Copy out the whole listing below word for word, leaving out any pictures.

— start Data listing —

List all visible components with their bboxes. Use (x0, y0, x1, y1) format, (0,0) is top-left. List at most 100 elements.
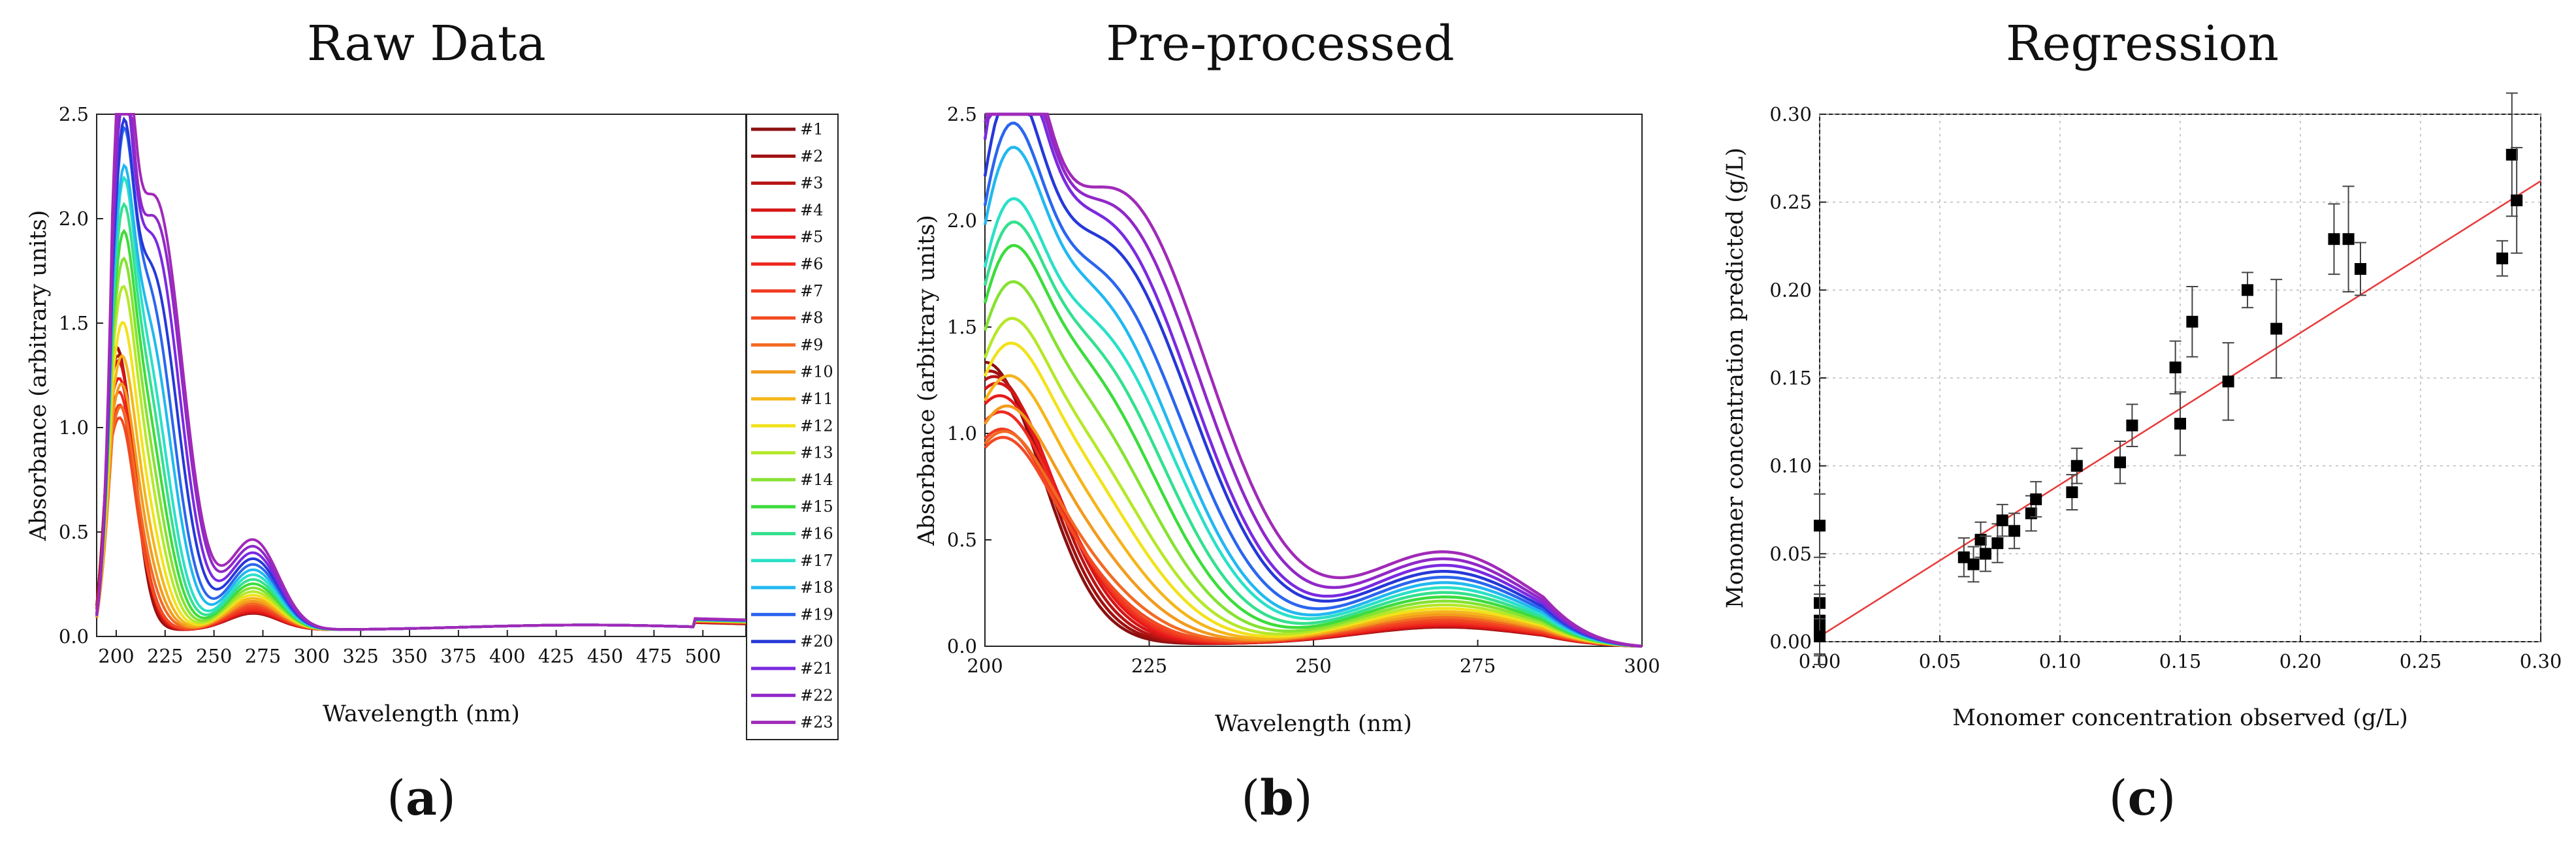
y-tick-label: 1.5 (59, 312, 89, 334)
x-tick-label: 275 (245, 645, 281, 667)
x-tick-label: 250 (1295, 655, 1331, 677)
y-axis-label: Monomer concentration predicted (g/L) (1722, 148, 1748, 608)
y-axis-label: Absorbance (arbitrary units) (25, 210, 52, 542)
x-axis-label: Monomer concentration observed (g/L) (1952, 705, 2408, 731)
data-point (1814, 520, 1826, 532)
series-line-15 (95, 228, 747, 631)
panel-a-tag: (a) (387, 770, 456, 826)
spectrum-line-14 (983, 280, 1643, 648)
y-tick-label: 2.5 (947, 103, 977, 125)
data-point (2186, 315, 2198, 328)
x-tick-label: 325 (343, 645, 379, 667)
spectrum-line-13 (983, 317, 1643, 648)
series-line-20 (95, 116, 746, 631)
spectrum-line-21 (983, 112, 1643, 648)
spectrum-line-22 (983, 112, 1643, 648)
panel-a-title: Raw Data (307, 16, 546, 72)
panel-c-tag: (c) (2108, 770, 2176, 826)
x-tick-label: 0.15 (2159, 650, 2202, 672)
y-tick-label: 0.05 (1769, 542, 1812, 565)
spectrum-line-23 (985, 112, 1643, 648)
x-tick-label: 200 (967, 655, 1003, 677)
legend-label: #5 (800, 228, 823, 246)
legend-label: #23 (800, 713, 833, 732)
chart-pre-processed: 0.0 0.5 1.0 1.5 2.0 2.5 200 225 250 275 300 Wavelen… (914, 103, 1660, 737)
x-tick-label: 450 (587, 645, 623, 667)
data-point (2169, 361, 2182, 373)
spectrum-line-19 (983, 121, 1643, 648)
x-tick-label: 0.10 (2039, 650, 2082, 672)
spectrum-line-20 (983, 112, 1643, 648)
panel-b-tag: (b) (1241, 770, 1313, 826)
spectrum-line-18 (983, 146, 1643, 648)
x-tick-label: 0.20 (2279, 650, 2322, 672)
data-point (2355, 263, 2366, 275)
legend-label: #7 (800, 282, 823, 300)
data-point (2242, 284, 2254, 296)
series-line-11 (95, 353, 746, 631)
legend-label: #9 (800, 336, 823, 354)
spectrum-line-12 (983, 341, 1643, 648)
data-point (1979, 548, 1991, 560)
legend: #1 #2 #3 #4 #5 #6 #7 #8 #9 #10 #11 #12 #13 #14 #15 #16 #… (746, 114, 839, 740)
y-tick-label: 0.15 (1769, 367, 1812, 389)
legend-label: #14 (800, 471, 833, 489)
panel-b-title: Pre-processed (1106, 16, 1455, 72)
series-line-23 (95, 113, 747, 631)
series-line-14 (95, 256, 747, 631)
x-axis-label: Wavelength (nm) (1215, 711, 1412, 737)
x-tick-label: 275 (1460, 655, 1496, 677)
data-point (2008, 525, 2021, 537)
legend-label: #11 (800, 390, 833, 408)
x-tick-label: 225 (1131, 655, 1167, 677)
spectrum-line-17 (983, 196, 1643, 648)
legend-label: #16 (800, 525, 833, 543)
spectrum-line-15 (983, 243, 1643, 648)
y-tick-label: 1.0 (947, 422, 977, 445)
y-tick-label: 2.0 (59, 208, 89, 230)
data-point (2126, 419, 2138, 431)
data-point (2270, 322, 2283, 335)
legend-label: #21 (800, 659, 833, 678)
legend-label: #13 (800, 444, 833, 462)
legend-label: #15 (800, 497, 833, 516)
data-point (1991, 537, 2004, 550)
data-point (2070, 460, 2083, 472)
y-tick-label: 1.0 (59, 416, 89, 439)
series-line-19 (95, 125, 747, 631)
data-point (2511, 194, 2523, 206)
y-tick-label: 0.25 (1769, 191, 1812, 213)
y-tick-label: 0.0 (59, 625, 89, 648)
data-point (2066, 486, 2078, 499)
legend-label: #12 (800, 416, 833, 435)
legend-label: #20 (800, 633, 833, 651)
panel-c-title: Regression (2006, 16, 2279, 72)
y-tick-label: 1.5 (947, 316, 977, 338)
y-tick-label: 2.0 (947, 210, 977, 232)
legend-label: #6 (800, 255, 823, 274)
x-tick-label: 0.25 (2400, 650, 2442, 672)
x-tick-label: 250 (196, 645, 232, 667)
data-point (2174, 418, 2186, 430)
series-line-4 (95, 358, 747, 631)
x-tick-label: 200 (98, 645, 134, 667)
legend-label: #4 (800, 201, 823, 219)
data-point (2342, 233, 2355, 245)
x-tick-label: 350 (391, 645, 427, 667)
legend-label: #1 (800, 120, 823, 138)
x-tick-label: 225 (147, 645, 183, 667)
y-tick-label: 2.5 (59, 103, 89, 125)
legend-label: #22 (800, 686, 833, 704)
data-point (1996, 514, 2008, 527)
x-tick-label: 300 (1624, 655, 1660, 677)
x-tick-label: 0.05 (1919, 650, 1961, 672)
y-tick-label: 0.20 (1769, 279, 1812, 301)
y-tick-label: 0.30 (1769, 103, 1812, 125)
series-line-22 (95, 113, 746, 631)
data-point (1967, 558, 1980, 571)
x-tick-label: 425 (538, 645, 574, 667)
x-axis-label: Wavelength (nm) (323, 701, 520, 727)
data-point (2222, 375, 2234, 388)
legend-label: #17 (800, 552, 833, 570)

— end Data listing —

→ **Problem solution**:
List all visible components with their bboxes. Use (x0, y0, x1, y1) format, (0,0) is top-left. List at most 100 elements.
y-tick-label: 1.5 (59, 312, 89, 334)
x-tick-label: 275 (245, 645, 281, 667)
x-tick-label: 250 (1295, 655, 1331, 677)
y-axis-label: Monomer concentration predicted (g/L) (1722, 148, 1748, 608)
y-axis-label: Absorbance (arbitrary units) (25, 210, 52, 542)
x-axis-label: Monomer concentration observed (g/L) (1952, 705, 2408, 731)
data-point (1814, 520, 1826, 532)
series-line-15 (95, 228, 747, 631)
panel-a-tag: (a) (387, 770, 456, 826)
spectrum-line-14 (983, 280, 1643, 648)
y-tick-label: 2.5 (947, 103, 977, 125)
data-point (2186, 315, 2198, 328)
x-tick-label: 325 (343, 645, 379, 667)
spectrum-line-13 (983, 317, 1643, 648)
series-line-20 (95, 116, 746, 631)
spectrum-line-21 (983, 112, 1643, 648)
spectrum-line-22 (983, 112, 1643, 648)
panel-a-title: Raw Data (307, 16, 546, 72)
panel-c-tag: (c) (2108, 770, 2176, 826)
x-tick-label: 0.15 (2159, 650, 2202, 672)
y-tick-label: 0.05 (1769, 542, 1812, 565)
spectrum-line-23 (985, 112, 1643, 648)
x-tick-label: 200 (967, 655, 1003, 677)
legend-label: #5 (800, 228, 823, 246)
legend-label: #23 (800, 713, 833, 732)
chart-pre-processed: 0.0 0.5 1.0 1.5 2.0 2.5 200 225 250 275 300 Wavelen… (914, 103, 1660, 737)
x-tick-label: 450 (587, 645, 623, 667)
data-point (2169, 361, 2182, 373)
spectrum-line-19 (983, 121, 1643, 648)
x-tick-label: 0.10 (2039, 650, 2082, 672)
spectrum-line-20 (983, 112, 1643, 648)
panel-b-tag: (b) (1241, 770, 1313, 826)
spectrum-line-18 (983, 146, 1643, 648)
x-tick-label: 0.20 (2279, 650, 2322, 672)
data-point (2355, 263, 2366, 275)
legend-label: #7 (800, 282, 823, 300)
data-point (2242, 284, 2254, 296)
series-line-11 (95, 353, 746, 631)
legend-label: #9 (800, 336, 823, 354)
spectrum-line-12 (983, 341, 1643, 648)
data-point (1979, 548, 1991, 560)
legend: #1 #2 #3 #4 #5 #6 #7 #8 #9 #10 #11 #12 #13 #14 #15 #16 #… (746, 114, 839, 740)
y-tick-label: 0.15 (1769, 367, 1812, 389)
legend-label: #14 (800, 471, 833, 489)
panel-b-title: Pre-processed (1106, 16, 1455, 72)
series-line-23 (95, 113, 747, 631)
series-line-14 (95, 256, 747, 631)
x-axis-label: Wavelength (nm) (1215, 711, 1412, 737)
x-tick-label: 275 (1460, 655, 1496, 677)
data-point (2008, 525, 2021, 537)
legend-label: #11 (800, 390, 833, 408)
x-tick-label: 225 (1131, 655, 1167, 677)
spectrum-line-17 (983, 196, 1643, 648)
legend-label: #16 (800, 525, 833, 543)
spectrum-line-15 (983, 243, 1643, 648)
y-tick-label: 1.0 (947, 422, 977, 445)
y-tick-label: 2.0 (59, 208, 89, 230)
data-point (2126, 419, 2138, 431)
data-point (2270, 322, 2283, 335)
legend-label: #21 (800, 659, 833, 678)
legend-label: #13 (800, 444, 833, 462)
legend-label: #15 (800, 497, 833, 516)
data-point (1991, 537, 2004, 550)
data-point (2070, 460, 2083, 472)
y-tick-label: 1.0 (59, 416, 89, 439)
series-line-19 (95, 125, 747, 631)
data-point (2511, 194, 2523, 206)
y-tick-label: 0.25 (1769, 191, 1812, 213)
y-tick-label: 0.0 (59, 625, 89, 648)
data-point (2066, 486, 2078, 499)
legend-label: #12 (800, 416, 833, 435)
legend-label: #20 (800, 633, 833, 651)
panel-c-title: Regression (2006, 16, 2279, 72)
y-tick-label: 1.5 (947, 316, 977, 338)
y-tick-label: 2.0 (947, 210, 977, 232)
legend-label: #6 (800, 255, 823, 274)
x-tick-label: 0.25 (2400, 650, 2442, 672)
x-tick-label: 250 (196, 645, 232, 667)
data-point (2174, 418, 2186, 430)
series-line-4 (95, 358, 747, 631)
x-tick-label: 200 (98, 645, 134, 667)
legend-label: #4 (800, 201, 823, 219)
data-point (2342, 233, 2355, 245)
x-tick-label: 350 (391, 645, 427, 667)
legend-label: #1 (800, 120, 823, 138)
x-tick-label: 225 (147, 645, 183, 667)
y-tick-label: 2.5 (59, 103, 89, 125)
legend-label: #22 (800, 686, 833, 704)
data-point (1996, 514, 2008, 527)
x-tick-label: 300 (1624, 655, 1660, 677)
x-tick-label: 0.05 (1919, 650, 1961, 672)
y-tick-label: 0.20 (1769, 279, 1812, 301)
y-tick-label: 0.30 (1769, 103, 1812, 125)
series-line-22 (95, 113, 746, 631)
data-point (1967, 558, 1980, 571)
x-tick-label: 425 (538, 645, 574, 667)
x-axis-label: Wavelength (nm) (323, 701, 520, 727)
data-point (2222, 375, 2234, 388)
legend-label: #17 (800, 552, 833, 570)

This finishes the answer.